Set task
Repeat, without any change, the entries presented below.

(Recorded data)
= = =
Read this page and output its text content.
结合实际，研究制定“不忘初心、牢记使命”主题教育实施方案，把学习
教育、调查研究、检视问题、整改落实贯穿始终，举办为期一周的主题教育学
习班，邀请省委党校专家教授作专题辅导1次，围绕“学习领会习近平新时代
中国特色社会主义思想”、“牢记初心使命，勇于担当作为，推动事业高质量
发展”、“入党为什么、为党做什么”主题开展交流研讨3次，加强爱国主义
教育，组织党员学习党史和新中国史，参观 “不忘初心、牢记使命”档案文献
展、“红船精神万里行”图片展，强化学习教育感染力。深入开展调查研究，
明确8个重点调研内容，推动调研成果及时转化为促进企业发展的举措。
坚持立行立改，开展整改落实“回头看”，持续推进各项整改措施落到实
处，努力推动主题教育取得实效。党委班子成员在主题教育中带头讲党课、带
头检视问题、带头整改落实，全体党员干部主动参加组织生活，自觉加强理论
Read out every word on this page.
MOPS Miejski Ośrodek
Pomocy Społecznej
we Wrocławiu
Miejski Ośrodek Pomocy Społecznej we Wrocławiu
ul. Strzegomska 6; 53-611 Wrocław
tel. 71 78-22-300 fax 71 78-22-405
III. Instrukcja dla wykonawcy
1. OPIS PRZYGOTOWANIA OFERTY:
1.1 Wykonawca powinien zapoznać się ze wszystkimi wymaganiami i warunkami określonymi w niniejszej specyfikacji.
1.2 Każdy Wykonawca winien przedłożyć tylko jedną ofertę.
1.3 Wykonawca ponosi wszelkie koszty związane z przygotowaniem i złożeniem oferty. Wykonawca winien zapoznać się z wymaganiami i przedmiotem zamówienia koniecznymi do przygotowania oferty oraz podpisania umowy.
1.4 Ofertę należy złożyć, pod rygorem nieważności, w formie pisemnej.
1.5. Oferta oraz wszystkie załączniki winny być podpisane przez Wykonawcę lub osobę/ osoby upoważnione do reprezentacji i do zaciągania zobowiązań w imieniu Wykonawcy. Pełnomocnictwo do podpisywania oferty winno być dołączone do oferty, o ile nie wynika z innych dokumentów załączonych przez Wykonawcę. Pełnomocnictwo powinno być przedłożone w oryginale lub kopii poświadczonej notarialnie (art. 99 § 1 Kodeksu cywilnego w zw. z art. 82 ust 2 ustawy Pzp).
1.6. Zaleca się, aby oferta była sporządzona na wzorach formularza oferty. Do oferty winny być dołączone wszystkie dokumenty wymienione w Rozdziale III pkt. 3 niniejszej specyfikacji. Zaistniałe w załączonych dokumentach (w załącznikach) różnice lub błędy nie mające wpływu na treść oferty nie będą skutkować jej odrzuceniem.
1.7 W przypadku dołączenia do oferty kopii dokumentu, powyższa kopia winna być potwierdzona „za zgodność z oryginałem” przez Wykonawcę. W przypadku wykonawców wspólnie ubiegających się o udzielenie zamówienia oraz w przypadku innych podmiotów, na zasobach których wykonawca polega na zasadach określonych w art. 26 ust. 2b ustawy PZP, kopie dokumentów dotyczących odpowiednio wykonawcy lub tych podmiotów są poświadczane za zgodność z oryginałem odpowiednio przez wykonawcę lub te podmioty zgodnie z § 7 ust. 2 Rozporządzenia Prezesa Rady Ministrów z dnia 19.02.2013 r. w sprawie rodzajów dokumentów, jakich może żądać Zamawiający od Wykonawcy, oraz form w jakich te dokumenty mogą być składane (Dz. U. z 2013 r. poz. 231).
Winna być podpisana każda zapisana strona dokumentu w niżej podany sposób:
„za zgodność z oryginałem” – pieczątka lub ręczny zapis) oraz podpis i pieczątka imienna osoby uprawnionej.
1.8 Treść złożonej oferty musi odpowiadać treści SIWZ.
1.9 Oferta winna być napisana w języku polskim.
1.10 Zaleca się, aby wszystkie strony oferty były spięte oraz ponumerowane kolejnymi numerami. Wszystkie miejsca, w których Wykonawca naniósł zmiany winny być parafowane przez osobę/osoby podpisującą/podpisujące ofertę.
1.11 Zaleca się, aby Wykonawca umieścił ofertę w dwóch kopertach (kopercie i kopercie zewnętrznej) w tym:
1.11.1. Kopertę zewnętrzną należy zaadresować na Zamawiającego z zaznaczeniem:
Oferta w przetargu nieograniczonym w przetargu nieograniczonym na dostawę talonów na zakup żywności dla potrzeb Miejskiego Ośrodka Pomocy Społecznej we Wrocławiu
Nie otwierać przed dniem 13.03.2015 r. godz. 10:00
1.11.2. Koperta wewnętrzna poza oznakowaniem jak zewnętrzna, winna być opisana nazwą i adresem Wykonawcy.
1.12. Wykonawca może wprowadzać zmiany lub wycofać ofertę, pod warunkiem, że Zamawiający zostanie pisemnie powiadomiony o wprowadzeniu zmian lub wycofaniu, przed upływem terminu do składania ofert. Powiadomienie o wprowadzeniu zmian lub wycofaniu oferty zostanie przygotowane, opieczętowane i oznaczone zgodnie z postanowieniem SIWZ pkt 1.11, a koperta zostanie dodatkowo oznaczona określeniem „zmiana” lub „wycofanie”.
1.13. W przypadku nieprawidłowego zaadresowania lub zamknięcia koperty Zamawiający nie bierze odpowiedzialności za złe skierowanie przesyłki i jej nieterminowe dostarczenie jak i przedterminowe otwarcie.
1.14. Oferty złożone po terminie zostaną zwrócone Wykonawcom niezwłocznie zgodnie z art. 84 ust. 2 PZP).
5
= = =
Full response
Read this page and output its text content.
结合实际，研究制定“不忘初心、牢记使命”主题教育实施方案，把学习
教育、调查研究、检视问题、整改落实贯穿始终，举办为期一周的主题教育学
习班，邀请省委党校专家教授作专题辅导1次，围绕“学习领会习近平新时代
中国特色社会主义思想”、“牢记初心使命，勇于担当作为，推动事业高质量
发展”、“入党为什么、为党做什么”主题开展交流研讨3次，加强爱国主义
教育，组织党员学习党史和新中国史，参观 “不忘初心、牢记使命”档案文献
展、“红船精神万里行”图片展，强化学习教育感染力。深入开展调查研究，
明确8个重点调研内容，推动调研成果及时转化为促进企业发展的举措。
坚持立行立改，开展整改落实“回头看”，持续推进各项整改措施落到实
处，努力推动主题教育取得实效。党委班子成员在主题教育中带头讲党课、带
头检视问题、带头整改落实，全体党员干部主动参加组织生活，自觉加强理论
Read out every word on this page.
MOPS Miejski Ośrodek
Pomocy Społecznej
we Wrocławiu
Miejski Ośrodek Pomocy Społecznej we Wrocławiu
ul. Strzegomska 6; 53-611 Wrocław
tel. 71 78-22-300 fax 71 78-22-405
III. Instrukcja dla wykonawcy
1. OPIS PRZYGOTOWANIA OFERTY:
1.1 Wykonawca powinien zapoznać się ze wszystkimi wymaganiami i warunkami określonymi w niniejszej specyfikacji.
1.2 Każdy Wykonawca winien przedłożyć tylko jedną ofertę.
1.3 Wykonawca ponosi wszelkie koszty związane z przygotowaniem i złożeniem oferty. Wykonawca winien zapoznać się z wymaganiami i przedmiotem zamówienia koniecznymi do przygotowania oferty oraz podpisania umowy.
1.4 Ofertę należy złożyć, pod rygorem nieważności, w formie pisemnej.
1.5. Oferta oraz wszystkie załączniki winny być podpisane przez Wykonawcę lub osobę/ osoby upoważnione do reprezentacji i do zaciągania zobowiązań w imieniu Wykonawcy. Pełnomocnictwo do podpisywania oferty winno być dołączone do oferty, o ile nie wynika z innych dokumentów załączonych przez Wykonawcę. Pełnomocnictwo powinno być przedłożone w oryginale lub kopii poświadczonej notarialnie (art. 99 § 1 Kodeksu cywilnego w zw. z art. 82 ust 2 ustawy Pzp).
1.6. Zaleca się, aby oferta była sporządzona na wzorach formularza oferty. Do oferty winny być dołączone wszystkie dokumenty wymienione w Rozdziale III pkt. 3 niniejszej specyfikacji. Zaistniałe w załączonych dokumentach (w załącznikach) różnice lub błędy nie mające wpływu na treść oferty nie będą skutkować jej odrzuceniem.
1.7 W przypadku dołączenia do oferty kopii dokumentu, powyższa kopia winna być potwierdzona „za zgodność z oryginałem” przez Wykonawcę. W przypadku wykonawców wspólnie ubiegających się o udzielenie zamówienia oraz w przypadku innych podmiotów, na zasobach których wykonawca polega na zasadach określonych w art. 26 ust. 2b ustawy PZP, kopie dokumentów dotyczących odpowiednio wykonawcy lub tych podmiotów są poświadczane za zgodność z oryginałem odpowiednio przez wykonawcę lub te podmioty zgodnie z § 7 ust. 2 Rozporządzenia Prezesa Rady Ministrów z dnia 19.02.2013 r. w sprawie rodzajów dokumentów, jakich może żądać Zamawiający od Wykonawcy, oraz form w jakich te dokumenty mogą być składane (Dz. U. z 2013 r. poz. 231).
Winna być podpisana każda zapisana strona dokumentu w niżej podany sposób:
„za zgodność z oryginałem” – pieczątka lub ręczny zapis) oraz podpis i pieczątka imienna osoby uprawnionej.
1.8 Treść złożonej oferty musi odpowiadać treści SIWZ.
1.9 Oferta winna być napisana w języku polskim.
1.10 Zaleca się, aby wszystkie strony oferty były spięte oraz ponumerowane kolejnymi numerami. Wszystkie miejsca, w których Wykonawca naniósł zmiany winny być parafowane przez osobę/osoby podpisującą/podpisujące ofertę.
1.11 Zaleca się, aby Wykonawca umieścił ofertę w dwóch kopertach (kopercie i kopercie zewnętrznej) w tym:
1.11.1. Kopertę zewnętrzną należy zaadresować na Zamawiającego z zaznaczeniem:
Oferta w przetargu nieograniczonym w przetargu nieograniczonym na dostawę talonów na zakup żywności dla potrzeb Miejskiego Ośrodka Pomocy Społecznej we Wrocławiu
Nie otwierać przed dniem 13.03.2015 r. godz. 10:00
1.11.2. Koperta wewnętrzna poza oznakowaniem jak zewnętrzna, winna być opisana nazwą i adresem Wykonawcy.
1.12. Wykonawca może wprowadzać zmiany lub wycofać ofertę, pod warunkiem, że Zamawiający zostanie pisemnie powiadomiony o wprowadzeniu zmian lub wycofaniu, przed upływem terminu do składania ofert. Powiadomienie o wprowadzeniu zmian lub wycofaniu oferty zostanie przygotowane, opieczętowane i oznaczone zgodnie z postanowieniem SIWZ pkt 1.11, a koperta zostanie dodatkowo oznaczona określeniem „zmiana” lub „wycofanie”.
1.13. W przypadku nieprawidłowego zaadresowania lub zamknięcia koperty Zamawiający nie bierze odpowiedzialności za złe skierowanie przesyłki i jej nieterminowe dostarczenie jak i przedterminowe otwarcie.
1.14. Oferty złożone po terminie zostaną zwrócone Wykonawcom niezwłocznie zgodnie z art. 84 ust. 2 PZP).
5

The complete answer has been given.